DATA SECTION:
## start

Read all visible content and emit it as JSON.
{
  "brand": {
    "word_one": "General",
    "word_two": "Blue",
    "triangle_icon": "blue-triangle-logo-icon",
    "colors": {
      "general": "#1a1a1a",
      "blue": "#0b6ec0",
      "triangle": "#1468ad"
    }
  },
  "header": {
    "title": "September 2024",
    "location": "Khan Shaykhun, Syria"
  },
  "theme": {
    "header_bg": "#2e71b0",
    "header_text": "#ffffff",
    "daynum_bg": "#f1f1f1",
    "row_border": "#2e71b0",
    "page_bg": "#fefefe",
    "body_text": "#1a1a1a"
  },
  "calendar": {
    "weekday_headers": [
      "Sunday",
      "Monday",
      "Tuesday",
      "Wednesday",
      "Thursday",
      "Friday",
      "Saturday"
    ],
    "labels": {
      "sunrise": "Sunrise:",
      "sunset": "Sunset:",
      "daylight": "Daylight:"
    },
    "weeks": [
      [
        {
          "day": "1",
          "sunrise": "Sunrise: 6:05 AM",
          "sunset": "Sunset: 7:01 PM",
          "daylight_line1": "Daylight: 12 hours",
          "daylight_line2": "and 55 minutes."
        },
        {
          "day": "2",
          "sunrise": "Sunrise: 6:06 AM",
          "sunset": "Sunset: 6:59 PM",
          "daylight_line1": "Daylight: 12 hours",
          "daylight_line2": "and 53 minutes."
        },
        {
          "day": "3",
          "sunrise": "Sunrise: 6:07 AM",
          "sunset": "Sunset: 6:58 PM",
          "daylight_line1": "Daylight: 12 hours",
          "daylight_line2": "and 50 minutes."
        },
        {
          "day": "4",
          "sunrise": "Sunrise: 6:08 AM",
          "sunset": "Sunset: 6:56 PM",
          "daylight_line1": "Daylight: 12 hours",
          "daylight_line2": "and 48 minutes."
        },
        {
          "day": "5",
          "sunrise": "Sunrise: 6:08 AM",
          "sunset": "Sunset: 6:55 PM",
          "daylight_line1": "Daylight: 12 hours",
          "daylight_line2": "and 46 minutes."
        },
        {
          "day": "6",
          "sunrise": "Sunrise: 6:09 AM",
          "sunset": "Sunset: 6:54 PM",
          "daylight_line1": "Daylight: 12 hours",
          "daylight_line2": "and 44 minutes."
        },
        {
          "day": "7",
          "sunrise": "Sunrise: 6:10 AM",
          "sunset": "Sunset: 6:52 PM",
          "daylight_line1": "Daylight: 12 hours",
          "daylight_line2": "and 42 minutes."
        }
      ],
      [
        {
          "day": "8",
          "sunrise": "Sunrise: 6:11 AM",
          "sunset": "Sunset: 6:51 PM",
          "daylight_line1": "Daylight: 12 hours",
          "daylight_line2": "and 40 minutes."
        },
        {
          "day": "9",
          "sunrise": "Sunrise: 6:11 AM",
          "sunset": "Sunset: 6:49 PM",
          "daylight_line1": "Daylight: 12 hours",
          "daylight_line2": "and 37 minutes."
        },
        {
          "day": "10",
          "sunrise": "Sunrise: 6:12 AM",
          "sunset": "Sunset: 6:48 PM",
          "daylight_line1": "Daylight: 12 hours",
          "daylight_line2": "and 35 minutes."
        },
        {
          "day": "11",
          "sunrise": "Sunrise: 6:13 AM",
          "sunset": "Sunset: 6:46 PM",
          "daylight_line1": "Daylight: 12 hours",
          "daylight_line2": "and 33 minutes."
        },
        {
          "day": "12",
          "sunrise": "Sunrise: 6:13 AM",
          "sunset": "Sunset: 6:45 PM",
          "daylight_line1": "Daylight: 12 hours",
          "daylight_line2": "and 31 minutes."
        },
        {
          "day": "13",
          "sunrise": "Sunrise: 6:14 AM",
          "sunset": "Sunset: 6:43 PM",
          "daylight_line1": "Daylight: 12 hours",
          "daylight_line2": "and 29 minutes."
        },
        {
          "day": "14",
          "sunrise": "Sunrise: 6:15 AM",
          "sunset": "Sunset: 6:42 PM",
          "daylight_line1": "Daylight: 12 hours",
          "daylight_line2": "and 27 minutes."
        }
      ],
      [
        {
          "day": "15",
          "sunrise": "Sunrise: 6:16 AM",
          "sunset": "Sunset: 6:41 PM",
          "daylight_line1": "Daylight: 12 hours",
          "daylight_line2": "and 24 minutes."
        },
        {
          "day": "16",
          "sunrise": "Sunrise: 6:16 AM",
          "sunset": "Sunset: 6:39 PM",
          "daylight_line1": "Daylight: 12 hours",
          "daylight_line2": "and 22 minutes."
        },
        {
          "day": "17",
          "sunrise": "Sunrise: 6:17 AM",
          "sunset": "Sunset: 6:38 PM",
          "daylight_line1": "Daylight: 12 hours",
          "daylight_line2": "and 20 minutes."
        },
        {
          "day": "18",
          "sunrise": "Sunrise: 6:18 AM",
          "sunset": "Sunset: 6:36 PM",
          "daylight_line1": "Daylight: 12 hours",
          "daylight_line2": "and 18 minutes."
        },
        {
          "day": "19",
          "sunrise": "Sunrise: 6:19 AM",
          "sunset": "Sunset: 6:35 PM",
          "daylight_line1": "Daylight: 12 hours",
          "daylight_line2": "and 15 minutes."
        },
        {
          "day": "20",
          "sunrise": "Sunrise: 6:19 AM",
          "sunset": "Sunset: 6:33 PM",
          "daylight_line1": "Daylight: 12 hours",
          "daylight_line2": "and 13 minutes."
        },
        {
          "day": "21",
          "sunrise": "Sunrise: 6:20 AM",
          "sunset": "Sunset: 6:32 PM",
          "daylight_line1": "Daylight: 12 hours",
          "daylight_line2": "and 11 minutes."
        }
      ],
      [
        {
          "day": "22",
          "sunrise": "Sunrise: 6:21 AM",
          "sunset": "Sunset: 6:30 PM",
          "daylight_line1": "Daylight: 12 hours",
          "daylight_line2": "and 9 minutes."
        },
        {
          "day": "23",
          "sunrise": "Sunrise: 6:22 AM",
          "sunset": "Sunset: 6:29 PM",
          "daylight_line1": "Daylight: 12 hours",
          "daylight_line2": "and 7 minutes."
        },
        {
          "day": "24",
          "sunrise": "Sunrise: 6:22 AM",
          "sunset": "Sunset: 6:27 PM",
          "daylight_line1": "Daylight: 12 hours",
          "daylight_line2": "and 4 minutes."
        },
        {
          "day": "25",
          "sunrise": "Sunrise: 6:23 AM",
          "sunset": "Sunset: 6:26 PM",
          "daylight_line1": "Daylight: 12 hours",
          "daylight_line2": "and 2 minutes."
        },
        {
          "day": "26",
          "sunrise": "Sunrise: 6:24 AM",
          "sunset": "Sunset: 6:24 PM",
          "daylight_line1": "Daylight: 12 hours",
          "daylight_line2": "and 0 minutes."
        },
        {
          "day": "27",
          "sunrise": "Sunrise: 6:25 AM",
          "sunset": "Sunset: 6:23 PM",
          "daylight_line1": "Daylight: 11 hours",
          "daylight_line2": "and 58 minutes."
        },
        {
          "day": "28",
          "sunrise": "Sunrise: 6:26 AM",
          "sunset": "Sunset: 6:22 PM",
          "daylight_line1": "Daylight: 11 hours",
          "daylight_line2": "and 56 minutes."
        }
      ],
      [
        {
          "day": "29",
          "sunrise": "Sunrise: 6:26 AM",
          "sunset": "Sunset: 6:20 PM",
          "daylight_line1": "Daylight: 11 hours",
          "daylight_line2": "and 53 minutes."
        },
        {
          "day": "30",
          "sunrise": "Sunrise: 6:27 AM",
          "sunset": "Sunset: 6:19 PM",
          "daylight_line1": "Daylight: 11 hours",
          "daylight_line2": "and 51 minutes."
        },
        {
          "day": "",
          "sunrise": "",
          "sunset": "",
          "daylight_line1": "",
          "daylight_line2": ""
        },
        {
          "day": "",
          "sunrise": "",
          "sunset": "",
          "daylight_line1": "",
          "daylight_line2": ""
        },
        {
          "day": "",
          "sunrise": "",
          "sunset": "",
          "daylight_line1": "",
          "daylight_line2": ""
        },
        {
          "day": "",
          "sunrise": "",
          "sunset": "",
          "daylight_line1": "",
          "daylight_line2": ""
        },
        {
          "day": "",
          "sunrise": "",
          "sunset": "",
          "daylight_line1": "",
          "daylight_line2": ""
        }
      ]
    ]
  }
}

## end

Look through the entries above and report each line where the string "triangle" occurs.

    "triangle_icon": "blue-triangle-logo-icon",
      "triangle": "#1468ad"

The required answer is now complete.